_The task_: Exact repetition is required: output every record in full.

_Listed records_:
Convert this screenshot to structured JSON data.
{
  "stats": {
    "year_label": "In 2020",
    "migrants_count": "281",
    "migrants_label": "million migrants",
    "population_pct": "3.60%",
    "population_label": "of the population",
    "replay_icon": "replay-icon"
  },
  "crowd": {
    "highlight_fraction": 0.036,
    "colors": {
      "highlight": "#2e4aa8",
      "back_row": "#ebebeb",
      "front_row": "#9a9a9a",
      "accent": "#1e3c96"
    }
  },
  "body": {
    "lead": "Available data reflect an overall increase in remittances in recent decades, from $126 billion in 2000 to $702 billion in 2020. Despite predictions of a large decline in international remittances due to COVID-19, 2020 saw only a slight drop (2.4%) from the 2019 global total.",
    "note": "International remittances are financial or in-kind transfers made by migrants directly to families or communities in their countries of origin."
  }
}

_Reply_:
Convert this screenshot to structured JSON data.
{
  "stats": {
    "year_label": "In 2020",
    "migrants_count": "281",
    "migrants_label": "million migrants",
    "population_pct": "3.60%",
    "population_label": "of the population",
    "replay_icon": "replay-icon"
  },
  "crowd": {
    "highlight_fraction": 0.036,
    "colors": {
      "highlight": "#2e4aa8",
      "back_row": "#ebebeb",
      "front_row": "#9a9a9a",
      "accent": "#1e3c96"
    }
  },
  "body": {
    "lead": "Available data reflect an overall increase in remittances in recent decades, from $126 billion in 2000 to $702 billion in 2020. Despite predictions of a large decline in international remittances due to COVID-19, 2020 saw only a slight drop (2.4%) from the 2019 global total.",
    "note": "International remittances are financial or in-kind transfers made by migrants directly to families or communities in their countries of origin."
  }
}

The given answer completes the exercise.